Coordinate annotation data

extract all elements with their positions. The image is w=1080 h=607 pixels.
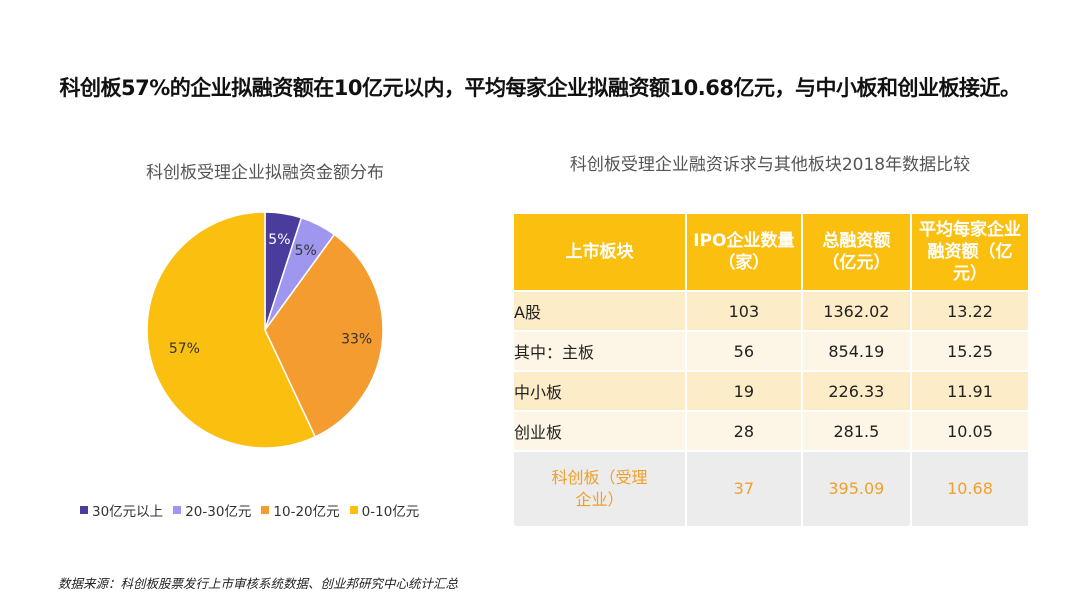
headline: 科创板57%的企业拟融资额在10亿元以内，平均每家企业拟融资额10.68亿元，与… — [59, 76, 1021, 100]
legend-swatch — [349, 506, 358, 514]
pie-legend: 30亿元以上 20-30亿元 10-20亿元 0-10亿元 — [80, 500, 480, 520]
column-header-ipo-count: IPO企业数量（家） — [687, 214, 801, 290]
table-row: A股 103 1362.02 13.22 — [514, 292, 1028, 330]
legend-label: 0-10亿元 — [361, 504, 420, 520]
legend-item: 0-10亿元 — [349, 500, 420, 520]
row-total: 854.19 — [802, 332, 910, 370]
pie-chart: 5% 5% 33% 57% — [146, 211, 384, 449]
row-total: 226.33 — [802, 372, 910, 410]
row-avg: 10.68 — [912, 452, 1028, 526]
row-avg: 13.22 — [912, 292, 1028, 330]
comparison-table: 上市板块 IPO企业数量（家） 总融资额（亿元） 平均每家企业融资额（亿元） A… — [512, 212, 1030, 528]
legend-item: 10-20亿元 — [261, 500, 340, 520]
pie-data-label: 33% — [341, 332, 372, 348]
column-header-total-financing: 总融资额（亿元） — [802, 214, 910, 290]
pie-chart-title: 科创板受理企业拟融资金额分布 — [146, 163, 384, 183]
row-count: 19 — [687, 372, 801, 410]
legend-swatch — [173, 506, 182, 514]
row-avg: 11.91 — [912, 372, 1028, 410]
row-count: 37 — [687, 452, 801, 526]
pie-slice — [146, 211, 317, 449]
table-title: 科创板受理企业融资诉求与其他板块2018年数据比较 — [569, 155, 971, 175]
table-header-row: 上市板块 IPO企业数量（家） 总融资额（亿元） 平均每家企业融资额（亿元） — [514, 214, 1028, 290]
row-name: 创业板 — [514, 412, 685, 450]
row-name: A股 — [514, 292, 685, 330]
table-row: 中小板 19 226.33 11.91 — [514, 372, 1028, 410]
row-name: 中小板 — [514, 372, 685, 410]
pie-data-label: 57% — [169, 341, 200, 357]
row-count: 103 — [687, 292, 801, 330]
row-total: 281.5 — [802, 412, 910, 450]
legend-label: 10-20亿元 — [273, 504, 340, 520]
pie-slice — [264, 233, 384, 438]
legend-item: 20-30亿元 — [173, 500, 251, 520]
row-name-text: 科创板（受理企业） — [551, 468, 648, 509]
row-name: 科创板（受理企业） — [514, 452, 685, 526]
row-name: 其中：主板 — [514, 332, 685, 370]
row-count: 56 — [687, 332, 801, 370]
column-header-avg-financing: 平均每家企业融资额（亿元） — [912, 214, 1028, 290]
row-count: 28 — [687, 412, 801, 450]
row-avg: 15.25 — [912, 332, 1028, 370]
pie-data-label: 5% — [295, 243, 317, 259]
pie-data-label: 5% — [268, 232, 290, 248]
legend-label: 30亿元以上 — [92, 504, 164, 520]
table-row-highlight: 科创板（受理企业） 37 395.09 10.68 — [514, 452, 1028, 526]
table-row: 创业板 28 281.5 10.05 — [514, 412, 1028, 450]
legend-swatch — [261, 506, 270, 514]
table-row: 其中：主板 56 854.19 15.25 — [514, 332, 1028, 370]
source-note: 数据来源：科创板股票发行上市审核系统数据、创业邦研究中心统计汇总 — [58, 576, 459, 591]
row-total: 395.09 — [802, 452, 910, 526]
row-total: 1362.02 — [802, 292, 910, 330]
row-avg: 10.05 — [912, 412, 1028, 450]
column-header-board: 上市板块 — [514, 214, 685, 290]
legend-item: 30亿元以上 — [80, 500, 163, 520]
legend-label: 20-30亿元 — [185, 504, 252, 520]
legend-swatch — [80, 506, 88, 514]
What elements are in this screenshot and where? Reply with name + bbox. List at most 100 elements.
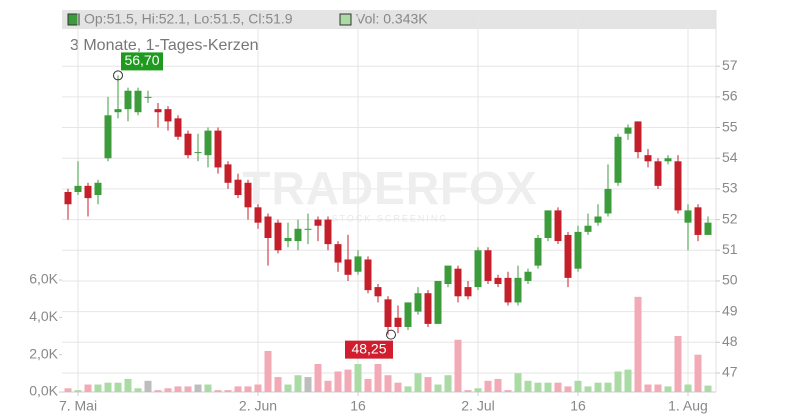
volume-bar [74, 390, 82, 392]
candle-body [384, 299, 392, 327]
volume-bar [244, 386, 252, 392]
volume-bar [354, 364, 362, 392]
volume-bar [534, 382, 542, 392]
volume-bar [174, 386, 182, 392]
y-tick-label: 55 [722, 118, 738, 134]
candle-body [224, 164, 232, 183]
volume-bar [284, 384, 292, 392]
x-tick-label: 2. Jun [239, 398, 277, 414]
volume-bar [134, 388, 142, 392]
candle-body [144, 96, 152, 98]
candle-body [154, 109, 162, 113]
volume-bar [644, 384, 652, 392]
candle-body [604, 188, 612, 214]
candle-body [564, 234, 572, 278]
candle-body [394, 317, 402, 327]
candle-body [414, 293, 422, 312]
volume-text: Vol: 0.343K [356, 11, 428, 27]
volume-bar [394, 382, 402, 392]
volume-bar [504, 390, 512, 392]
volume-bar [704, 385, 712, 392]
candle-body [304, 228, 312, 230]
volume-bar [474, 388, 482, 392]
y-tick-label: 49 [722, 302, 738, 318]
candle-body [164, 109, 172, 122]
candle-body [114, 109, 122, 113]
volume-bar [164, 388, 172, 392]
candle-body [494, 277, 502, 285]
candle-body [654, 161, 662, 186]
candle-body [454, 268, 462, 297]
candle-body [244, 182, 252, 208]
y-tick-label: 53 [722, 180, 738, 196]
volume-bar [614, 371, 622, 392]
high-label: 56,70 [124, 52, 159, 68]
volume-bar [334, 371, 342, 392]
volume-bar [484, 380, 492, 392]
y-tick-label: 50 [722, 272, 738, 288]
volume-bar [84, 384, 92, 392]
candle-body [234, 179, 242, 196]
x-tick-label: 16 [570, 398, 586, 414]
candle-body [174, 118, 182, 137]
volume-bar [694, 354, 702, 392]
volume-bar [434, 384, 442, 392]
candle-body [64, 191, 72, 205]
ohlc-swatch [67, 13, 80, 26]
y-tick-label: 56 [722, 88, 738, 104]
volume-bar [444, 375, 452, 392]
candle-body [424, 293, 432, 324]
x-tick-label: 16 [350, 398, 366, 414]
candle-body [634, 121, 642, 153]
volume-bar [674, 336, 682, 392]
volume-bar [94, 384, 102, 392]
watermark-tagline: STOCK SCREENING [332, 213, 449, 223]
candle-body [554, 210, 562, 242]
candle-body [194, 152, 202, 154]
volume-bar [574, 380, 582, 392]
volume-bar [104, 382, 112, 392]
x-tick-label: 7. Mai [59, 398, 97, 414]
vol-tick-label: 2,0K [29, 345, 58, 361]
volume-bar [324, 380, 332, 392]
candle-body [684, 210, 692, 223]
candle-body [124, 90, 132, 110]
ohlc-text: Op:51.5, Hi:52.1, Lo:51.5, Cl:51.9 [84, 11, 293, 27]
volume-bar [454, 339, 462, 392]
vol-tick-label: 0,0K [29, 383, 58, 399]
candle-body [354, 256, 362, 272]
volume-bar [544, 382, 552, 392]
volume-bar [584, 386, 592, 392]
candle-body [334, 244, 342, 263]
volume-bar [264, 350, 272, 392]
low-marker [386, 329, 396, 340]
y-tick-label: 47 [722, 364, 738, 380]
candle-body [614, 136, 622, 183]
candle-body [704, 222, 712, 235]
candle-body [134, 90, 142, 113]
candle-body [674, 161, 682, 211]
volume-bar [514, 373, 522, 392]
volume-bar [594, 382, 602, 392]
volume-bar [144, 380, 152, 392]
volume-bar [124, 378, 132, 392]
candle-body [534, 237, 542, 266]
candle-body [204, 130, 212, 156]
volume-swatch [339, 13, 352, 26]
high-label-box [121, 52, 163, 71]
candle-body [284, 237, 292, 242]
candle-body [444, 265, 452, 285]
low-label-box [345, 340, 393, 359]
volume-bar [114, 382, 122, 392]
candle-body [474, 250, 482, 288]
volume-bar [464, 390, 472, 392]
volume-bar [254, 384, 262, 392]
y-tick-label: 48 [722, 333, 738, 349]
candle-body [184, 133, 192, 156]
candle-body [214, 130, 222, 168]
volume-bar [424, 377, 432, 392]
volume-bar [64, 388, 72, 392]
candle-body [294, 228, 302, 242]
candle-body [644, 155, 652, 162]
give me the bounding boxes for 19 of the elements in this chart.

▶ PROBLEM DETAILS
Copy the lines of the data above word for word, beginning at the line that contains "headline: 科创板57%的企业拟融资额在10亿元以内，平均每家企业拟融资额10.68亿元，与… —" and ending with the line that contains "row-avg: 13.22 — [912, 292, 1028, 330]", both included.

▶ TASK OUTPUT
headline: 科创板57%的企业拟融资额在10亿元以内，平均每家企业拟融资额10.68亿元，与… — [59, 76, 1021, 100]
legend-swatch — [349, 506, 358, 514]
pie-legend: 30亿元以上 20-30亿元 10-20亿元 0-10亿元 — [80, 500, 480, 520]
column-header-ipo-count: IPO企业数量（家） — [687, 214, 801, 290]
table-row: A股 103 1362.02 13.22 — [514, 292, 1028, 330]
legend-label: 0-10亿元 — [361, 504, 420, 520]
legend-item: 0-10亿元 — [349, 500, 420, 520]
row-total: 854.19 — [802, 332, 910, 370]
pie-chart: 5% 5% 33% 57% — [146, 211, 384, 449]
row-total: 226.33 — [802, 372, 910, 410]
row-avg: 10.68 — [912, 452, 1028, 526]
row-avg: 13.22 — [912, 292, 1028, 330]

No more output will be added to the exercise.